(Rows from a figure dataset)
--*--
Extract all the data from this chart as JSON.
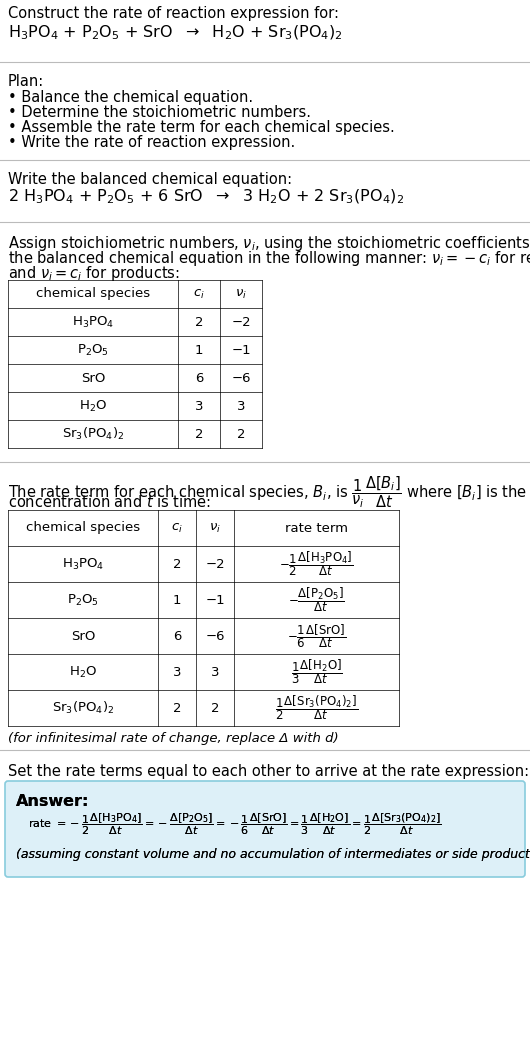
{
  "bg_color": "#ffffff",
  "text_color": "#000000",
  "title_line1": "Construct the rate of reaction expression for:",
  "plan_title": "Plan:",
  "plan_items": [
    "• Balance the chemical equation.",
    "• Determine the stoichiometric numbers.",
    "• Assemble the rate term for each chemical species.",
    "• Write the rate of reaction expression."
  ],
  "balanced_label": "Write the balanced chemical equation:",
  "table1_headers": [
    "chemical species",
    "$c_i$",
    "$\\nu_i$"
  ],
  "table1_data": [
    [
      "$\\mathregular{H_3PO_4}$",
      "2",
      "−2"
    ],
    [
      "$\\mathregular{P_2O_5}$",
      "1",
      "−1"
    ],
    [
      "SrO",
      "6",
      "−6"
    ],
    [
      "$\\mathregular{H_2O}$",
      "3",
      "3"
    ],
    [
      "$\\mathregular{Sr_3(PO_4)_2}$",
      "2",
      "2"
    ]
  ],
  "table2_headers": [
    "chemical species",
    "$c_i$",
    "$\\nu_i$",
    "rate term"
  ],
  "table2_data": [
    [
      "$\\mathregular{H_3PO_4}$",
      "2",
      "−2",
      "$-\\dfrac{1}{2}\\dfrac{\\Delta[\\mathregular{H_3PO_4}]}{\\Delta t}$"
    ],
    [
      "$\\mathregular{P_2O_5}$",
      "1",
      "−1",
      "$-\\dfrac{\\Delta[\\mathregular{P_2O_5}]}{\\Delta t}$"
    ],
    [
      "SrO",
      "6",
      "−6",
      "$-\\dfrac{1}{6}\\dfrac{\\Delta[\\mathregular{SrO}]}{\\Delta t}$"
    ],
    [
      "$\\mathregular{H_2O}$",
      "3",
      "3",
      "$\\dfrac{1}{3}\\dfrac{\\Delta[\\mathregular{H_2O}]}{\\Delta t}$"
    ],
    [
      "$\\mathregular{Sr_3(PO_4)_2}$",
      "2",
      "2",
      "$\\dfrac{1}{2}\\dfrac{\\Delta[\\mathregular{Sr_3(PO_4)_2}]}{\\Delta t}$"
    ]
  ],
  "infinitesimal_note": "(for infinitesimal rate of change, replace Δ with d)",
  "set_rate_text": "Set the rate terms equal to each other to arrive at the rate expression:",
  "answer_box_color": "#ddf0f8",
  "answer_box_border": "#88ccdd",
  "answer_label": "Answer:",
  "assuming_note": "(assuming constant volume and no accumulation of intermediates or side products)"
}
--*--
Copy out the data above exactly, except the pictures.

• _Answer to this exercise_:
Extract all the data from this chart as JSON.
{
  "bg_color": "#ffffff",
  "text_color": "#000000",
  "title_line1": "Construct the rate of reaction expression for:",
  "plan_title": "Plan:",
  "plan_items": [
    "• Balance the chemical equation.",
    "• Determine the stoichiometric numbers.",
    "• Assemble the rate term for each chemical species.",
    "• Write the rate of reaction expression."
  ],
  "balanced_label": "Write the balanced chemical equation:",
  "table1_headers": [
    "chemical species",
    "$c_i$",
    "$\\nu_i$"
  ],
  "table1_data": [
    [
      "$\\mathregular{H_3PO_4}$",
      "2",
      "−2"
    ],
    [
      "$\\mathregular{P_2O_5}$",
      "1",
      "−1"
    ],
    [
      "SrO",
      "6",
      "−6"
    ],
    [
      "$\\mathregular{H_2O}$",
      "3",
      "3"
    ],
    [
      "$\\mathregular{Sr_3(PO_4)_2}$",
      "2",
      "2"
    ]
  ],
  "table2_headers": [
    "chemical species",
    "$c_i$",
    "$\\nu_i$",
    "rate term"
  ],
  "table2_data": [
    [
      "$\\mathregular{H_3PO_4}$",
      "2",
      "−2",
      "$-\\dfrac{1}{2}\\dfrac{\\Delta[\\mathregular{H_3PO_4}]}{\\Delta t}$"
    ],
    [
      "$\\mathregular{P_2O_5}$",
      "1",
      "−1",
      "$-\\dfrac{\\Delta[\\mathregular{P_2O_5}]}{\\Delta t}$"
    ],
    [
      "SrO",
      "6",
      "−6",
      "$-\\dfrac{1}{6}\\dfrac{\\Delta[\\mathregular{SrO}]}{\\Delta t}$"
    ],
    [
      "$\\mathregular{H_2O}$",
      "3",
      "3",
      "$\\dfrac{1}{3}\\dfrac{\\Delta[\\mathregular{H_2O}]}{\\Delta t}$"
    ],
    [
      "$\\mathregular{Sr_3(PO_4)_2}$",
      "2",
      "2",
      "$\\dfrac{1}{2}\\dfrac{\\Delta[\\mathregular{Sr_3(PO_4)_2}]}{\\Delta t}$"
    ]
  ],
  "infinitesimal_note": "(for infinitesimal rate of change, replace Δ with d)",
  "set_rate_text": "Set the rate terms equal to each other to arrive at the rate expression:",
  "answer_box_color": "#ddf0f8",
  "answer_box_border": "#88ccdd",
  "answer_label": "Answer:",
  "assuming_note": "(assuming constant volume and no accumulation of intermediates or side products)"
}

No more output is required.